● **Your goal**:
Identify the lines bearing the string "small" and gather them.

● **Records for this exercise**:

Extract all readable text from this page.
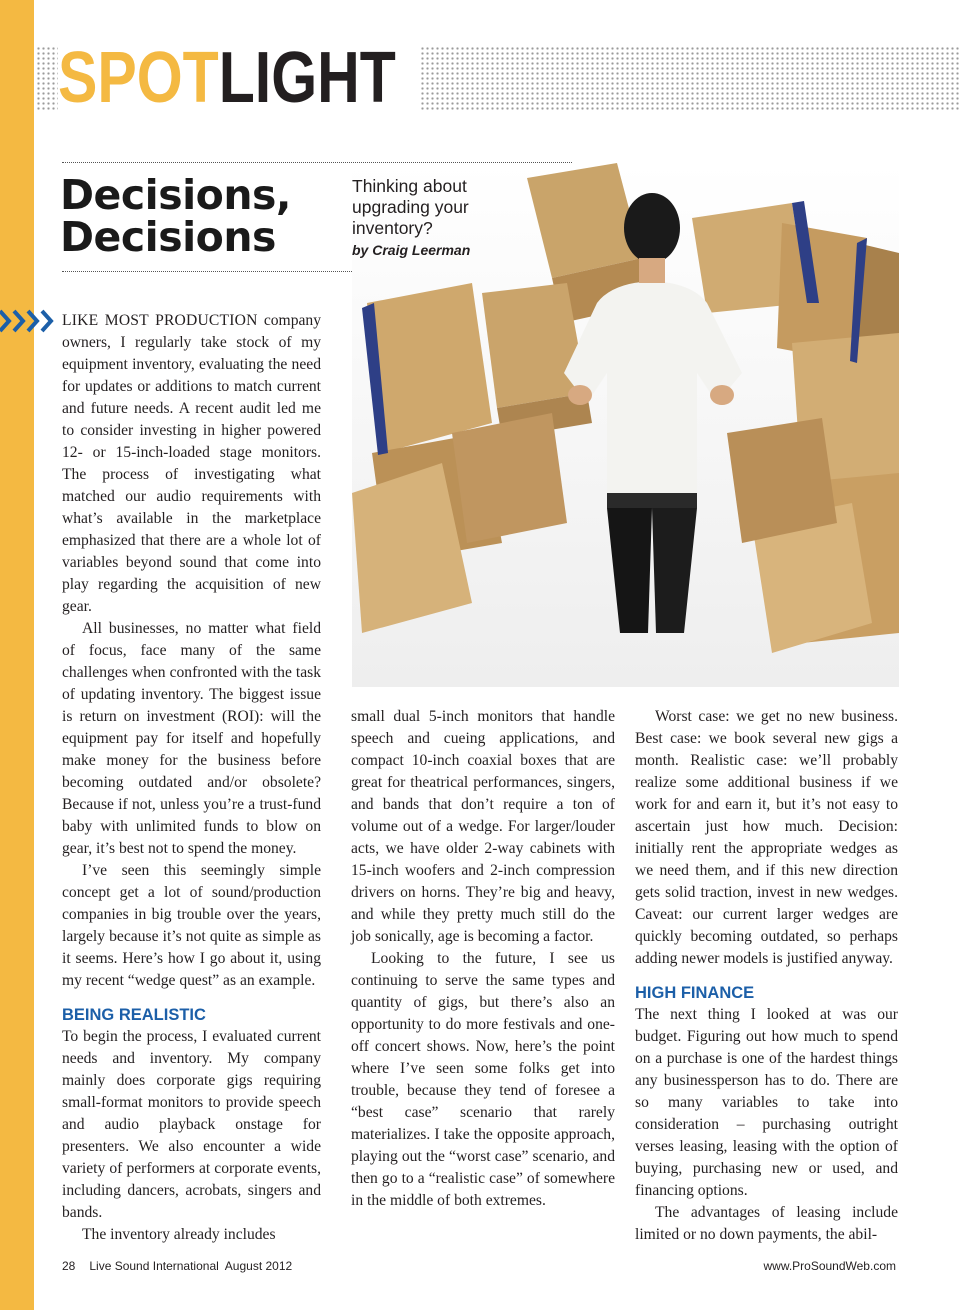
SPOTLIGHT
Decisions,
Decisions
Thinking about upgrading your inventory?
by Craig Leerman

LIKE MOST PRODUCTION company owners, I regularly take stock of my equipment inventory, evaluating the need for updates or additions to match current and future needs. A recent audit led me to consider investing in higher powered 12- or 15-inch-loaded stage monitors. The process of investigating what matched our audio requirements with what’s available in the marketplace emphasized that there are a whole lot of variables beyond sound that come into play regarding the acquisition of new gear.

All businesses, no matter what field of focus, face many of the same challenges when confronted with the task of updating inventory. The biggest issue is return on investment (ROI): will the equipment pay for itself and hopefully make money for the business before becoming outdated and/or obsolete? Because if not, unless you’re a trust-fund baby with unlimited funds to blow on gear, it’s best not to spend the money.

I’ve seen this seemingly simple concept get a lot of sound/production companies in big trouble over the years, largely because it’s not quite as simple as it seems. Here’s how I go about it, using my recent “wedge quest” as an example.

BEING REALISTIC

To begin the process, I evaluated current needs and inventory. My company mainly does corporate gigs requiring small-format monitors to provide speech and audio playback onstage for presenters. We also encounter a wide variety of performers at corporate events, including dancers, acrobats, singers and bands.

The inventory already includes

small dual 5-inch monitors that handle speech and cueing applications, and compact 10-inch coaxial boxes that are great for theatrical performances, singers, and bands that don’t require a ton of volume out of a wedge. For larger/louder acts, we have older 2-way cabinets with 15-inch woofers and 2-inch compression drivers on horns. They’re big and heavy, and while they pretty much still do the job sonically, age is becoming a factor.

Looking to the future, I see us continuing to serve the same types and quantity of gigs, but there’s also an opportunity to do more festivals and one-off concert shows. Now, here’s the point where I’ve seen some folks get into trouble, because they tend of foresee a “best case” scenario that rarely materializes. I take the opposite approach, playing out the “worst case” scenario, and then go to a “realistic case” of somewhere in the middle of both extremes.

Worst case: we get no new business. Best case: we book several new gigs a month. Realistic case: we’ll probably realize some additional business if we work for and earn it, but it’s not easy to ascertain just how much. Decision: initially rent the appropriate wedges as we need them, and if this new direction gets solid traction, invest in new wedges. Caveat: our current larger wedges are quickly becoming outdated, so perhaps adding newer models is justified anyway.

HIGH FINANCE

The next thing I looked at was our budget. Figuring out how much to spend on a purchase is one of the hardest things any businessperson has to do. There are so many variables to take into consideration – purchasing outright verses leasing, leasing with the option of buying, purchasing new or used, and financing options.

The advantages of leasing include limited or no down payments, the abil-

28 Live Sound International August 2012	www.ProSoundWeb.com
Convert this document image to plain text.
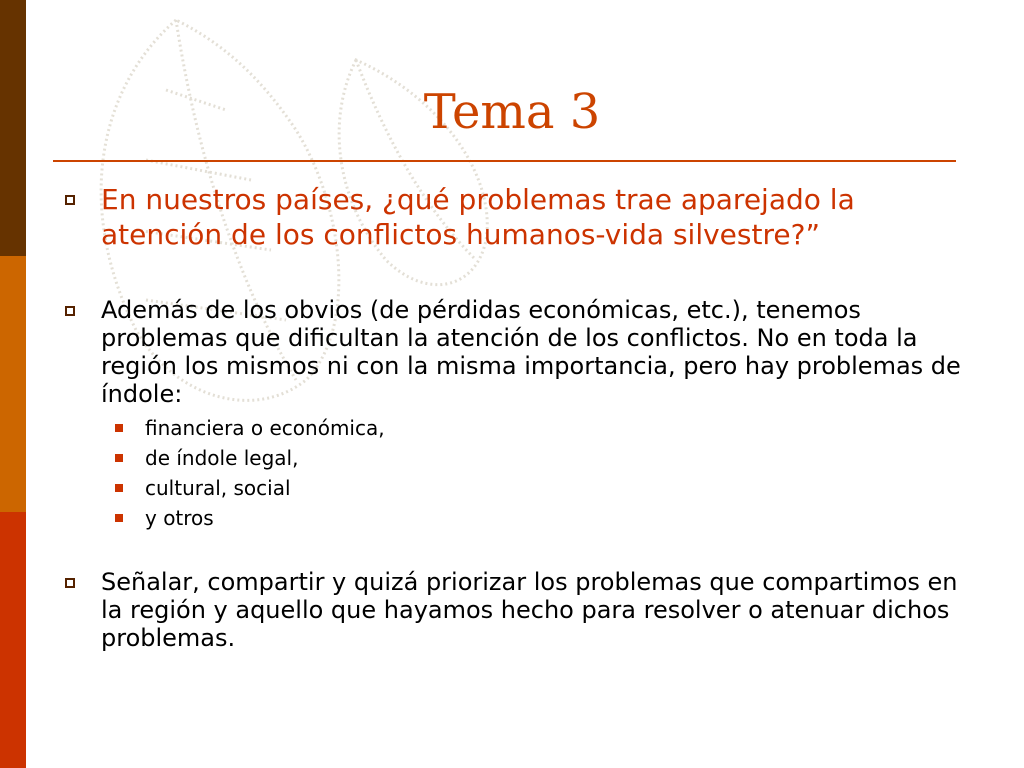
Tema 3
En nuestros países, ¿qué problemas trae aparejado la atención de los conflictos humanos-vida silvestre?”
Además de los obvios (de pérdidas económicas, etc.), tenemos problemas que dificultan la atención de los conflictos. No en toda la región los mismos ni con la misma importancia, pero hay problemas de índole:
financiera o económica,
de índole legal,
cultural, social
y otros
Señalar, compartir y quizá priorizar los problemas que compartimos en la región y aquello que hayamos hecho para resolver o atenuar dichos problemas.
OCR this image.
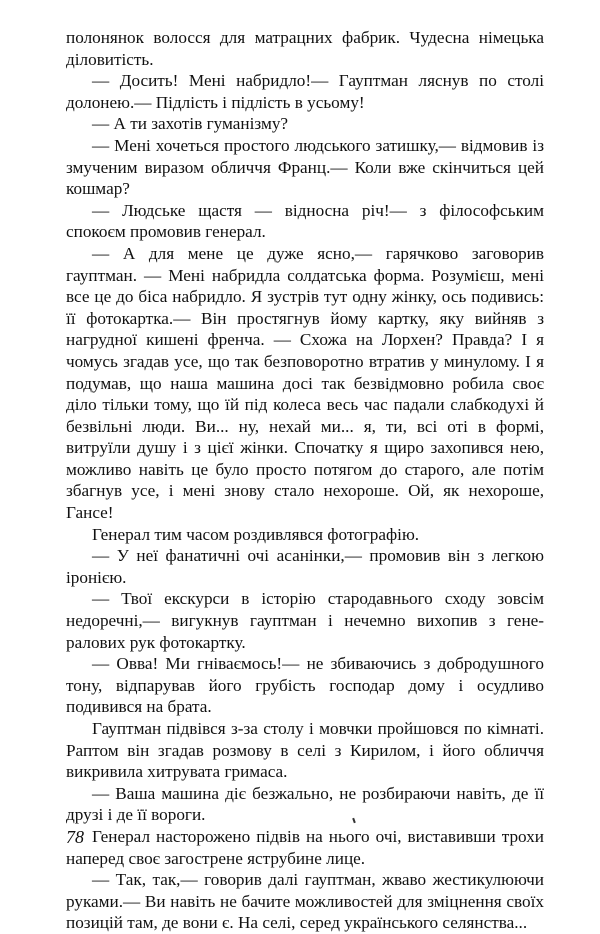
полонянок волосся для матрацних фабрик. Чудесна німецька діловитість.

— Досить! Мені набридло!— Гауптман ляснув по столі долонею.— Підлість і підлість в усьому!

— А ти захотів гуманізму?

— Мені хочеться простого людського затишку,— відмовив із змученим виразом обличчя Франц.— Коли вже скінчиться цей кошмар?

— Людське щастя — відносна річ!— з філософським спокоєм промовив генерал.

— А для мене це дуже ясно,— гарячково заговорив гауптман. — Мені набридла солдатська форма. Розумієш, мені все це до біса набридло. Я зустрів тут одну жінку, ось подивись: її фотокартка.— Він простягнув йому картку, яку вийняв з нагрудної кишені френча. — Схожа на Лорхен? Правда? І я чомусь згадав усе, що так безповоротно втратив у минулому. І я подумав, що наша машина досі так безвідмовно робила своє діло тільки тому, що їй під колеса весь час падали слабкодухі й безвільні люди. Ви... ну, нехай ми... я, ти, всі оті в формі, витруїли душу і з цієї жінки. Спочатку я щиро захопився нею, можливо навіть це було просто потягом до старого, але потім збагнув усе, і мені знову стало нехороше. Ой, як нехороше, Гансе!

Генерал тим часом роздивлявся фотографію.

— У неї фанатичні очі асанінки,— промовив він з легкою іронією.

— Твої екскурси в історію стародавнього сходу зовсім недоречні,— вигукнув гауптман і нечемно вихопив з генералових рук фотокартку.

— Овва! Ми гніваємось!— не збиваючись з добродушного тону, відпарував його грубість господар дому і осудливо подивився на брата.

Гауптман підвівся з-за столу і мовчки пройшовся по кімнаті. Раптом він згадав розмову в селі з Кирилом, і його обличчя викривила хитрувата гримаса.

— Ваша машина діє безжально, не розбираючи навіть, де її друзі і де її вороги.

Генерал насторожено підвів на нього очі, виставивши трохи наперед своє загострене яструбине лице.

— Так, так,— говорив далі гауптман, жваво жестикулюючи руками.— Ви навіть не бачите можливостей для зміцнення своїх позицій там, де вони є. На селі, серед українського селянства...

78
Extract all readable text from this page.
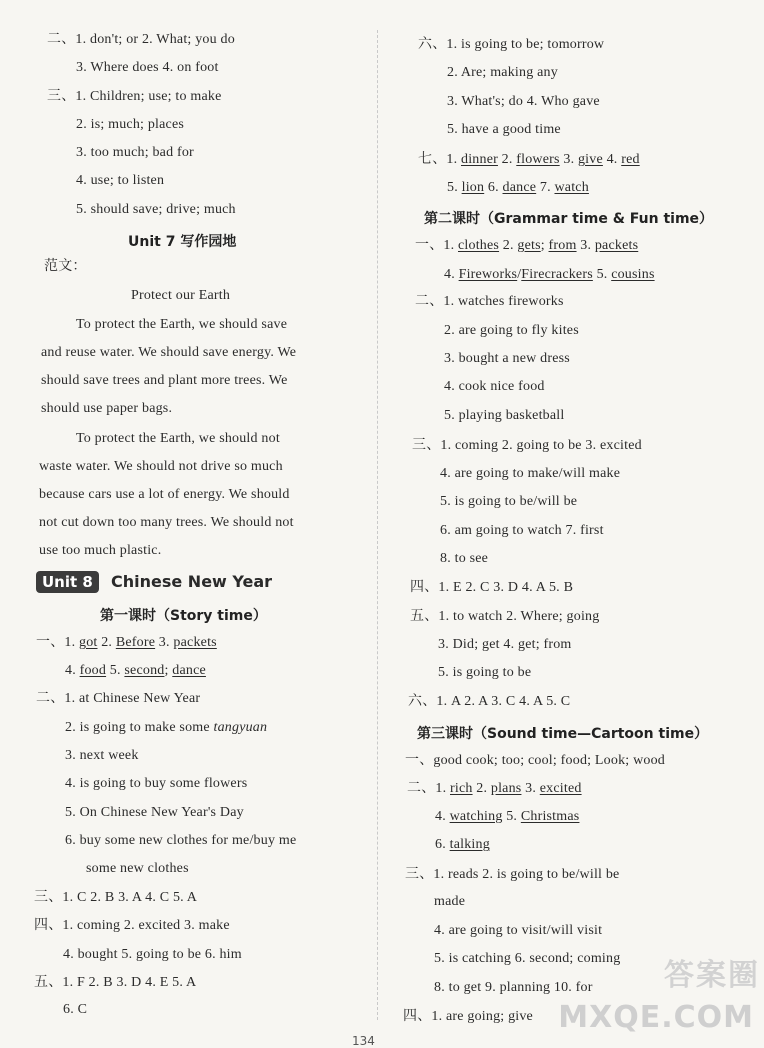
Unit 7 写作园地
Unit 8	Chinese New Year
第一课时（Story time）
二、1. don't; or 2. What; you do
3. Where does 4. on foot
三、1. Children; use; to make
2. is; much; places
3. too much; bad for
4. use; to listen
5. should save; drive; much
范文：
Protect our Earth
To protect the Earth, we should save
and reuse water. We should save energy. We
should save trees and plant more trees. We
should use paper bags.
To protect the Earth, we should not
waste water. We should not drive so much
because cars use a lot of energy. We should
not cut down too many trees. We should not
use too much plastic.
一、1. got 2. Before 3. packets
4. food 5. second; dance
二、1. at Chinese New Year
2. is going to make some tangyuan
3. next week
4. is going to buy some flowers
5. On Chinese New Year's Day
6. buy some new clothes for me/buy me
some new clothes
三、1. C 2. B 3. A 4. C 5. A
四、1. coming 2. excited 3. make
4. bought 5. going to be 6. him
五、1. F 2. B 3. D 4. E 5. A
6. C
第二课时（Grammar time & Fun time）
第三课时（Sound time—Cartoon time）
六、1. is going to be; tomorrow
2. Are; making any
3. What's; do 4. Who gave
5. have a good time
七、1. dinner 2. flowers 3. give 4. red
5. lion 6. dance 7. watch
一、1. clothes 2. gets; from 3. packets
4. Fireworks/Firecrackers 5. cousins
二、1. watches fireworks
2. are going to fly kites
3. bought a new dress
4. cook nice food
5. playing basketball
三、1. coming 2. going to be 3. excited
4. are going to make/will make
5. is going to be/will be
6. am going to watch 7. first
8. to see
四、1. E 2. C 3. D 4. A 5. B
五、1. to watch 2. Where; going
3. Did; get 4. get; from
5. is going to be
六、1. A 2. A 3. C 4. A 5. C
一、good cook; too; cool; food; Look; wood
二、1. rich 2. plans 3. excited
4. watching 5. Christmas
6. talking
三、1. reads 2. is going to be/will be
made
4. are going to visit/will visit
5. is catching 6. second; coming
8. to get 9. planning 10. for
四、1. are going; give
答案圈
MXQE.COM
134
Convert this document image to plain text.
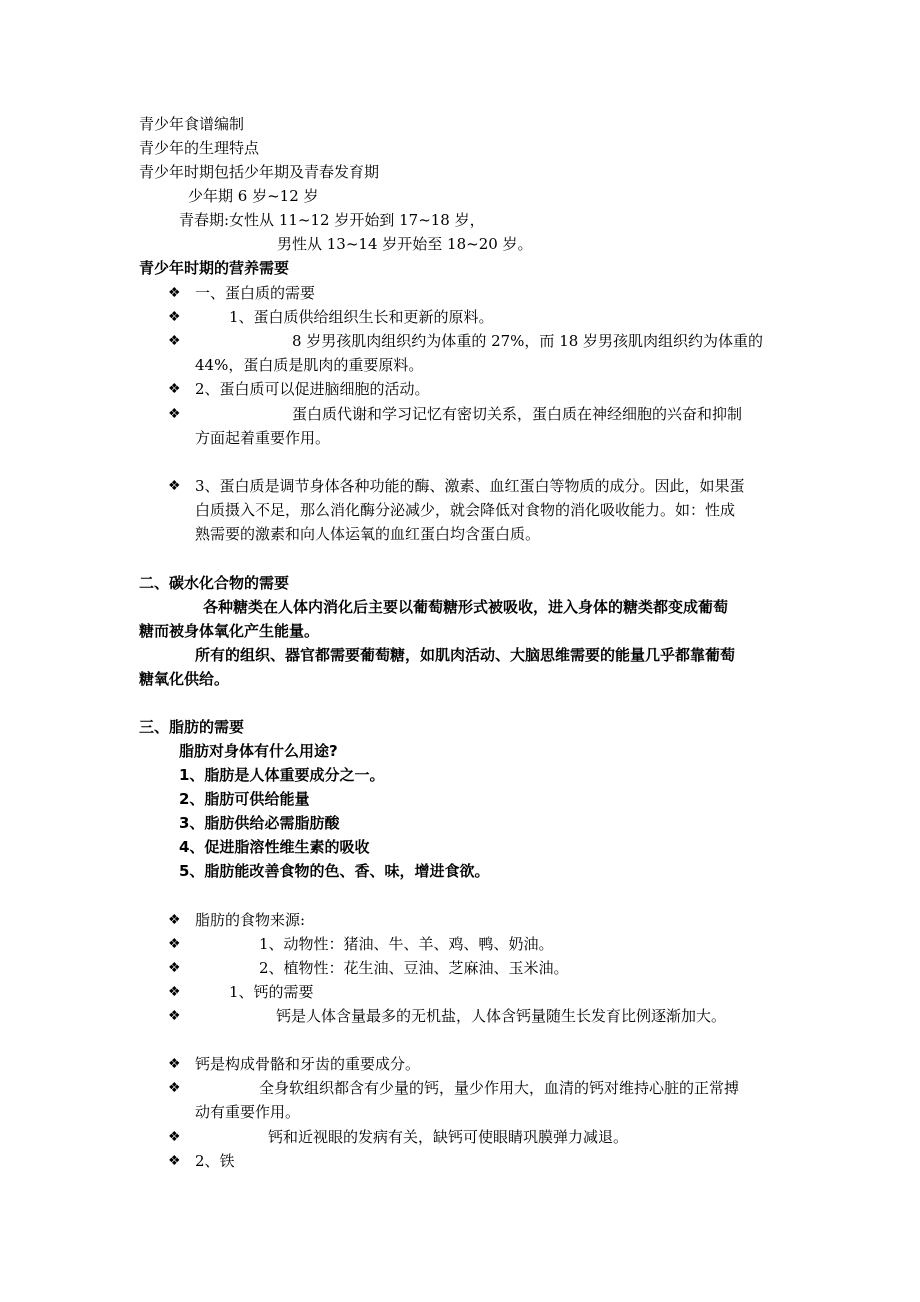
青少年食谱编制
青少年的生理特点
青少年时期包括少年期及青春发育期
少年期 6 岁~12 岁
青春期:女性从 11~12 岁开始到 17~18 岁，
男性从 13~14 岁开始至 18~20 岁。
青少年时期的营养需要
❖ 一、蛋白质的需要
❖	1、蛋白质供给组织生长和更新的原料。
❖	8 岁男孩肌肉组织约为体重的 27%，而 18 岁男孩肌肉组织约为体重的
44%，蛋白质是肌肉的重要原料。
❖ 2、蛋白质可以促进脑细胞的活动。
❖	蛋白质代谢和学习记忆有密切关系，蛋白质在神经细胞的兴奋和抑制
方面起着重要作用。
❖ 3、蛋白质是调节身体各种功能的酶、激素、血红蛋白等物质的成分。因此，如果蛋
白质摄入不足，那么消化酶分泌减少，就会降低对食物的消化吸收能力。如：性成
熟需要的激素和向人体运氧的血红蛋白均含蛋白质。
二、碳水化合物的需要
各种糖类在人体内消化后主要以葡萄糖形式被吸收，进入身体的糖类都变成葡萄
糖而被身体氧化产生能量。
所有的组织、器官都需要葡萄糖，如肌肉活动、大脑思维需要的能量几乎都靠葡萄
糖氧化供给。
三、脂肪的需要
脂肪对身体有什么用途?
1、脂肪是人体重要成分之一。
2、脂肪可供给能量
3、脂肪供给必需脂肪酸
4、促进脂溶性维生素的吸收
5、脂肪能改善食物的色、香、味，增进食欲。
❖ 脂肪的食物来源:
❖	1、动物性：猪油、牛、羊、鸡、鸭、奶油。
❖	2、植物性：花生油、豆油、芝麻油、玉米油。
❖	1、钙的需要
❖	钙是人体含量最多的无机盐，人体含钙量随生长发育比例逐渐加大。
❖ 钙是构成骨骼和牙齿的重要成分。
❖	全身软组织都含有少量的钙，量少作用大，血清的钙对维持心脏的正常搏
动有重要作用。
❖	钙和近视眼的发病有关，缺钙可使眼睛巩膜弹力减退。
❖ 2、铁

● **Exercise response**:
To begin the process, I evaluated current needs and inventory. My company mainly does corporate gigs requiring small-format monitors to provide speech and audio playback onstage for presenters. We also encounter a wide variety of performers at corporate events, including dancers, acrobats, singers and bands.
small dual 5-inch monitors that handle speech and cueing applications, and compact 10-inch coaxial boxes that are great for theatrical performances, singers, and bands that don’t require a ton of volume out of a wedge. For larger/louder acts, we have older 2-way cabinets with 15-inch woofers and 2-inch compression drivers on horns. They’re big and heavy, and while they pretty much still do the job sonically, age is becoming a factor.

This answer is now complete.